■ Task to carry out ■
Quote every entry word for word.

■ Dataset rows ■
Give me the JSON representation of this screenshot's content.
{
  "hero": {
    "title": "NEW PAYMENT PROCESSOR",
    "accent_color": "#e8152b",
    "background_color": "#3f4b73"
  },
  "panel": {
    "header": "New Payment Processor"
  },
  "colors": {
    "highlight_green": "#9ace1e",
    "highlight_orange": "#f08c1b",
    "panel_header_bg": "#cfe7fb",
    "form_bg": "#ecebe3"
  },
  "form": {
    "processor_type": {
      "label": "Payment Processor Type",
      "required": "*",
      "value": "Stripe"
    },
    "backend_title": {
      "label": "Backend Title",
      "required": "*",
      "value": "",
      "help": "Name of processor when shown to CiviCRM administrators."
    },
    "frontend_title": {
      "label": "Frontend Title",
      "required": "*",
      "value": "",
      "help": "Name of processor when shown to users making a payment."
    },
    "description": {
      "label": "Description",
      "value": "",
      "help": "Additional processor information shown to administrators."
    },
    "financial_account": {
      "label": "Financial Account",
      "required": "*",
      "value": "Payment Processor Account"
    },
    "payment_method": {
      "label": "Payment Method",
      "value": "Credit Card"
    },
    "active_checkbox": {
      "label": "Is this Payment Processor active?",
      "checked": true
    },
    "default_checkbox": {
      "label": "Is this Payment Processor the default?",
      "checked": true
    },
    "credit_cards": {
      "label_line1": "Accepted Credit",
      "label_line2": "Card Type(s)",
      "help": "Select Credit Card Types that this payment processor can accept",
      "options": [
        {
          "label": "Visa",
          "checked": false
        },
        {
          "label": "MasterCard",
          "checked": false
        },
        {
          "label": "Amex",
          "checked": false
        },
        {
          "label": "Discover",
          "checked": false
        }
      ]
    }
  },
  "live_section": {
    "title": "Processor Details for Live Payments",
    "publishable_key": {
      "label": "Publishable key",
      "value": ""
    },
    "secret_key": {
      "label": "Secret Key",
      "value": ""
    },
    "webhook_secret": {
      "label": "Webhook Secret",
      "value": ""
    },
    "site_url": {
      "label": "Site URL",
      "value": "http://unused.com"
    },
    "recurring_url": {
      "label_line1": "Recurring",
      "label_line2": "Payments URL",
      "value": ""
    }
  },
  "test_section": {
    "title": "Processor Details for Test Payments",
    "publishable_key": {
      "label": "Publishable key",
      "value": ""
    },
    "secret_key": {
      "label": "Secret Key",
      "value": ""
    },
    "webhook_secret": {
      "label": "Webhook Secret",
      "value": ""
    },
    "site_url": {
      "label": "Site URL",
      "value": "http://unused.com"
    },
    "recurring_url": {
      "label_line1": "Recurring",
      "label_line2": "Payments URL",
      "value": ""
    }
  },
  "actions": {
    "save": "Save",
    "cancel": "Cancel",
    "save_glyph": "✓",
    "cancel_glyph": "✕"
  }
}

■ Solved exercise ■
Give me the JSON representation of this screenshot's content.
{
  "hero": {
    "title": "NEW PAYMENT PROCESSOR",
    "accent_color": "#e8152b",
    "background_color": "#3f4b73"
  },
  "panel": {
    "header": "New Payment Processor"
  },
  "colors": {
    "highlight_green": "#9ace1e",
    "highlight_orange": "#f08c1b",
    "panel_header_bg": "#cfe7fb",
    "form_bg": "#ecebe3"
  },
  "form": {
    "processor_type": {
      "label": "Payment Processor Type",
      "required": "*",
      "value": "Stripe"
    },
    "backend_title": {
      "label": "Backend Title",
      "required": "*",
      "value": "",
      "help": "Name of processor when shown to CiviCRM administrators."
    },
    "frontend_title": {
      "label": "Frontend Title",
      "required": "*",
      "value": "",
      "help": "Name of processor when shown to users making a payment."
    },
    "description": {
      "label": "Description",
      "value": "",
      "help": "Additional processor information shown to administrators."
    },
    "financial_account": {
      "label": "Financial Account",
      "required": "*",
      "value": "Payment Processor Account"
    },
    "payment_method": {
      "label": "Payment Method",
      "value": "Credit Card"
    },
    "active_checkbox": {
      "label": "Is this Payment Processor active?",
      "checked": true
    },
    "default_checkbox": {
      "label": "Is this Payment Processor the default?",
      "checked": true
    },
    "credit_cards": {
      "label_line1": "Accepted Credit",
      "label_line2": "Card Type(s)",
      "help": "Select Credit Card Types that this payment processor can accept",
      "options": [
        {
          "label": "Visa",
          "checked": false
        },
        {
          "label": "MasterCard",
          "checked": false
        },
        {
          "label": "Amex",
          "checked": false
        },
        {
          "label": "Discover",
          "checked": false
        }
      ]
    }
  },
  "live_section": {
    "title": "Processor Details for Live Payments",
    "publishable_key": {
      "label": "Publishable key",
      "value": ""
    },
    "secret_key": {
      "label": "Secret Key",
      "value": ""
    },
    "webhook_secret": {
      "label": "Webhook Secret",
      "value": ""
    },
    "site_url": {
      "label": "Site URL",
      "value": "http://unused.com"
    },
    "recurring_url": {
      "label_line1": "Recurring",
      "label_line2": "Payments URL",
      "value": ""
    }
  },
  "test_section": {
    "title": "Processor Details for Test Payments",
    "publishable_key": {
      "label": "Publishable key",
      "value": ""
    },
    "secret_key": {
      "label": "Secret Key",
      "value": ""
    },
    "webhook_secret": {
      "label": "Webhook Secret",
      "value": ""
    },
    "site_url": {
      "label": "Site URL",
      "value": "http://unused.com"
    },
    "recurring_url": {
      "label_line1": "Recurring",
      "label_line2": "Payments URL",
      "value": ""
    }
  },
  "actions": {
    "save": "Save",
    "cancel": "Cancel",
    "save_glyph": "✓",
    "cancel_glyph": "✕"
  }
}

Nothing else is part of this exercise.